■ **AIM OF THE TASK**: Would you copy out the whole listing exactly as given?

* Begin DATA FOR THIS EXERCISE *

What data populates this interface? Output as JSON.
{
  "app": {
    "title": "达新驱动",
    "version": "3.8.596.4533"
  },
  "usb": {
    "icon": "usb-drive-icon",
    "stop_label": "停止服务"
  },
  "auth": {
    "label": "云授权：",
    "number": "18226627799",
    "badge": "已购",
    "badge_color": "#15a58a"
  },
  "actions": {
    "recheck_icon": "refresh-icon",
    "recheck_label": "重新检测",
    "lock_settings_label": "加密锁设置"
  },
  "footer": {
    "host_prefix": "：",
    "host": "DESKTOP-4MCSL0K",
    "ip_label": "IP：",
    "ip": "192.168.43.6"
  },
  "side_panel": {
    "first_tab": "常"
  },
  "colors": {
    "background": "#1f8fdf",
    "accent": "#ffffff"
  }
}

* End DATA FOR THIS EXERCISE *

■ **PROBLEM SOLUTION**:
What data populates this interface? Output as JSON.
{
  "app": {
    "title": "达新驱动",
    "version": "3.8.596.4533"
  },
  "usb": {
    "icon": "usb-drive-icon",
    "stop_label": "停止服务"
  },
  "auth": {
    "label": "云授权：",
    "number": "18226627799",
    "badge": "已购",
    "badge_color": "#15a58a"
  },
  "actions": {
    "recheck_icon": "refresh-icon",
    "recheck_label": "重新检测",
    "lock_settings_label": "加密锁设置"
  },
  "footer": {
    "host_prefix": "：",
    "host": "DESKTOP-4MCSL0K",
    "ip_label": "IP：",
    "ip": "192.168.43.6"
  },
  "side_panel": {
    "first_tab": "常"
  },
  "colors": {
    "background": "#1f8fdf",
    "accent": "#ffffff"
  }
}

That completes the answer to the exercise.